§ **Problem to work on**
Reproduce all of the material word for word.

§ **The input**
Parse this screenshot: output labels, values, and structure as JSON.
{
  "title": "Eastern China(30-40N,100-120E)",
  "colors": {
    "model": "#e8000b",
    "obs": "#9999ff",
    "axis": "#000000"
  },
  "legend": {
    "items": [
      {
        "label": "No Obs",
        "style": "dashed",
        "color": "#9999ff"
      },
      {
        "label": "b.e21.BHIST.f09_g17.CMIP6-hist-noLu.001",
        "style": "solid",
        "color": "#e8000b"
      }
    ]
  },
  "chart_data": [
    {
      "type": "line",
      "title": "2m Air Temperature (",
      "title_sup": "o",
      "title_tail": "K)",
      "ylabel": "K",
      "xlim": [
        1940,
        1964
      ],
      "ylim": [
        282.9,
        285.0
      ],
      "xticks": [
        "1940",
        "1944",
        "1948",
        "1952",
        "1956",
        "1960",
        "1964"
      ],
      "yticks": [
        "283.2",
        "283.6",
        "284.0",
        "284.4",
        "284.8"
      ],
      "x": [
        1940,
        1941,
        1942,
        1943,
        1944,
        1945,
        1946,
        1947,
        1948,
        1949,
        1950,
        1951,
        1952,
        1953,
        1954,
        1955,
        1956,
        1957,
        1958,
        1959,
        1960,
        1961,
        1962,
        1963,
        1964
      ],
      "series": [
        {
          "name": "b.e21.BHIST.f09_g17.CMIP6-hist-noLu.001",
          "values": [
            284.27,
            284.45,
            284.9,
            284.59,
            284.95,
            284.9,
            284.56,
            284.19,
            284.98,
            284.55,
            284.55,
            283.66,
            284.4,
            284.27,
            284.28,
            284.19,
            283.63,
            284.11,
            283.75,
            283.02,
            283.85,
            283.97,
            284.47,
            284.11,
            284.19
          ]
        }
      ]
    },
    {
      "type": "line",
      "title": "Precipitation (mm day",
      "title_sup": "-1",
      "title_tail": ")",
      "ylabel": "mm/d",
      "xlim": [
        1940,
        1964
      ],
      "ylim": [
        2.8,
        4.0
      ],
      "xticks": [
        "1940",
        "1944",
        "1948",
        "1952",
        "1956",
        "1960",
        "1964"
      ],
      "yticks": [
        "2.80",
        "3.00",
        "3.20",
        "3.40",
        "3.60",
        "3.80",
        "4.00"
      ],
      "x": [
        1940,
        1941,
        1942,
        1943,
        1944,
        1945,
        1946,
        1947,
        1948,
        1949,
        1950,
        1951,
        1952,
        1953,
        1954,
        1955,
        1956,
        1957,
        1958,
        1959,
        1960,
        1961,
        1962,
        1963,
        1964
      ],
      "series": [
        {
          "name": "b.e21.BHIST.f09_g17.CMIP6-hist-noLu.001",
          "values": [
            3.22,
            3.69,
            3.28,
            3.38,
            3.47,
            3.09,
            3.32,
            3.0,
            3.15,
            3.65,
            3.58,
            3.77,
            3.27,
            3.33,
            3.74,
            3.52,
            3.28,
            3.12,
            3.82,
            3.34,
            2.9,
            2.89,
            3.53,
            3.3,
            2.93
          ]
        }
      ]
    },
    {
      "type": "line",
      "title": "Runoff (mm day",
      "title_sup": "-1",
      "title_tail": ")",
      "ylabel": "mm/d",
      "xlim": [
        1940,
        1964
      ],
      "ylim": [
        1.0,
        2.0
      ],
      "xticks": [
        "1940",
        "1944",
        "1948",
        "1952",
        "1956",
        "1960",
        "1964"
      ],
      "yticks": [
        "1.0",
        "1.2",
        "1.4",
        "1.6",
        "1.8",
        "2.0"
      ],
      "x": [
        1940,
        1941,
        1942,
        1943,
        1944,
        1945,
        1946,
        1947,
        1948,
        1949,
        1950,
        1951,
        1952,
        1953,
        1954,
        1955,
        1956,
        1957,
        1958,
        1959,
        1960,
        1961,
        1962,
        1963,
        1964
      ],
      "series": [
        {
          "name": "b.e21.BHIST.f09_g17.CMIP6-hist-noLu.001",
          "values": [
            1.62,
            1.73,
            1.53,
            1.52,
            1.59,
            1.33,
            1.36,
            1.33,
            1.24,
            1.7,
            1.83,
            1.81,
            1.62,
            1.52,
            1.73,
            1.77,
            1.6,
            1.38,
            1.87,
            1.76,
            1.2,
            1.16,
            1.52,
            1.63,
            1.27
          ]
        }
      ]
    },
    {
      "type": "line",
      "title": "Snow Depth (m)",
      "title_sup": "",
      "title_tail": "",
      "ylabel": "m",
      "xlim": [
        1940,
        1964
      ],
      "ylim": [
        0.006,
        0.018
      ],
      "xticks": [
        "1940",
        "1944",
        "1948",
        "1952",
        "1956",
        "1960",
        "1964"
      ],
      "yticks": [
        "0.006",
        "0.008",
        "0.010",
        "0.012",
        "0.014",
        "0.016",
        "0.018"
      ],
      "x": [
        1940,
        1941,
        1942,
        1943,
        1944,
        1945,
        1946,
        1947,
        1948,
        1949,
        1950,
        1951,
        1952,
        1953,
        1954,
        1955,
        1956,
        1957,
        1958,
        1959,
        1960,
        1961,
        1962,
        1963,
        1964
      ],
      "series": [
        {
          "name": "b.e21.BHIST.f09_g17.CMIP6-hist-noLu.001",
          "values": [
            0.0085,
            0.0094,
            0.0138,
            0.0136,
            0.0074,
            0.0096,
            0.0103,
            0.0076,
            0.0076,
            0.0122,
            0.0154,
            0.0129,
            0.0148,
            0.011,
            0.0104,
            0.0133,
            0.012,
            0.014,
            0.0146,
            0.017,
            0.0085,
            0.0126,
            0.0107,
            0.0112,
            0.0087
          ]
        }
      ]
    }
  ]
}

§ **Solution to this task**
Parse this screenshot: output labels, values, and structure as JSON.
{
  "title": "Eastern China(30-40N,100-120E)",
  "colors": {
    "model": "#e8000b",
    "obs": "#9999ff",
    "axis": "#000000"
  },
  "legend": {
    "items": [
      {
        "label": "No Obs",
        "style": "dashed",
        "color": "#9999ff"
      },
      {
        "label": "b.e21.BHIST.f09_g17.CMIP6-hist-noLu.001",
        "style": "solid",
        "color": "#e8000b"
      }
    ]
  },
  "chart_data": [
    {
      "type": "line",
      "title": "2m Air Temperature (",
      "title_sup": "o",
      "title_tail": "K)",
      "ylabel": "K",
      "xlim": [
        1940,
        1964
      ],
      "ylim": [
        282.9,
        285.0
      ],
      "xticks": [
        "1940",
        "1944",
        "1948",
        "1952",
        "1956",
        "1960",
        "1964"
      ],
      "yticks": [
        "283.2",
        "283.6",
        "284.0",
        "284.4",
        "284.8"
      ],
      "x": [
        1940,
        1941,
        1942,
        1943,
        1944,
        1945,
        1946,
        1947,
        1948,
        1949,
        1950,
        1951,
        1952,
        1953,
        1954,
        1955,
        1956,
        1957,
        1958,
        1959,
        1960,
        1961,
        1962,
        1963,
        1964
      ],
      "series": [
        {
          "name": "b.e21.BHIST.f09_g17.CMIP6-hist-noLu.001",
          "values": [
            284.27,
            284.45,
            284.9,
            284.59,
            284.95,
            284.9,
            284.56,
            284.19,
            284.98,
            284.55,
            284.55,
            283.66,
            284.4,
            284.27,
            284.28,
            284.19,
            283.63,
            284.11,
            283.75,
            283.02,
            283.85,
            283.97,
            284.47,
            284.11,
            284.19
          ]
        }
      ]
    },
    {
      "type": "line",
      "title": "Precipitation (mm day",
      "title_sup": "-1",
      "title_tail": ")",
      "ylabel": "mm/d",
      "xlim": [
        1940,
        1964
      ],
      "ylim": [
        2.8,
        4.0
      ],
      "xticks": [
        "1940",
        "1944",
        "1948",
        "1952",
        "1956",
        "1960",
        "1964"
      ],
      "yticks": [
        "2.80",
        "3.00",
        "3.20",
        "3.40",
        "3.60",
        "3.80",
        "4.00"
      ],
      "x": [
        1940,
        1941,
        1942,
        1943,
        1944,
        1945,
        1946,
        1947,
        1948,
        1949,
        1950,
        1951,
        1952,
        1953,
        1954,
        1955,
        1956,
        1957,
        1958,
        1959,
        1960,
        1961,
        1962,
        1963,
        1964
      ],
      "series": [
        {
          "name": "b.e21.BHIST.f09_g17.CMIP6-hist-noLu.001",
          "values": [
            3.22,
            3.69,
            3.28,
            3.38,
            3.47,
            3.09,
            3.32,
            3.0,
            3.15,
            3.65,
            3.58,
            3.77,
            3.27,
            3.33,
            3.74,
            3.52,
            3.28,
            3.12,
            3.82,
            3.34,
            2.9,
            2.89,
            3.53,
            3.3,
            2.93
          ]
        }
      ]
    },
    {
      "type": "line",
      "title": "Runoff (mm day",
      "title_sup": "-1",
      "title_tail": ")",
      "ylabel": "mm/d",
      "xlim": [
        1940,
        1964
      ],
      "ylim": [
        1.0,
        2.0
      ],
      "xticks": [
        "1940",
        "1944",
        "1948",
        "1952",
        "1956",
        "1960",
        "1964"
      ],
      "yticks": [
        "1.0",
        "1.2",
        "1.4",
        "1.6",
        "1.8",
        "2.0"
      ],
      "x": [
        1940,
        1941,
        1942,
        1943,
        1944,
        1945,
        1946,
        1947,
        1948,
        1949,
        1950,
        1951,
        1952,
        1953,
        1954,
        1955,
        1956,
        1957,
        1958,
        1959,
        1960,
        1961,
        1962,
        1963,
        1964
      ],
      "series": [
        {
          "name": "b.e21.BHIST.f09_g17.CMIP6-hist-noLu.001",
          "values": [
            1.62,
            1.73,
            1.53,
            1.52,
            1.59,
            1.33,
            1.36,
            1.33,
            1.24,
            1.7,
            1.83,
            1.81,
            1.62,
            1.52,
            1.73,
            1.77,
            1.6,
            1.38,
            1.87,
            1.76,
            1.2,
            1.16,
            1.52,
            1.63,
            1.27
          ]
        }
      ]
    },
    {
      "type": "line",
      "title": "Snow Depth (m)",
      "title_sup": "",
      "title_tail": "",
      "ylabel": "m",
      "xlim": [
        1940,
        1964
      ],
      "ylim": [
        0.006,
        0.018
      ],
      "xticks": [
        "1940",
        "1944",
        "1948",
        "1952",
        "1956",
        "1960",
        "1964"
      ],
      "yticks": [
        "0.006",
        "0.008",
        "0.010",
        "0.012",
        "0.014",
        "0.016",
        "0.018"
      ],
      "x": [
        1940,
        1941,
        1942,
        1943,
        1944,
        1945,
        1946,
        1947,
        1948,
        1949,
        1950,
        1951,
        1952,
        1953,
        1954,
        1955,
        1956,
        1957,
        1958,
        1959,
        1960,
        1961,
        1962,
        1963,
        1964
      ],
      "series": [
        {
          "name": "b.e21.BHIST.f09_g17.CMIP6-hist-noLu.001",
          "values": [
            0.0085,
            0.0094,
            0.0138,
            0.0136,
            0.0074,
            0.0096,
            0.0103,
            0.0076,
            0.0076,
            0.0122,
            0.0154,
            0.0129,
            0.0148,
            0.011,
            0.0104,
            0.0133,
            0.012,
            0.014,
            0.0146,
            0.017,
            0.0085,
            0.0126,
            0.0107,
            0.0112,
            0.0087
          ]
        }
      ]
    }
  ]
}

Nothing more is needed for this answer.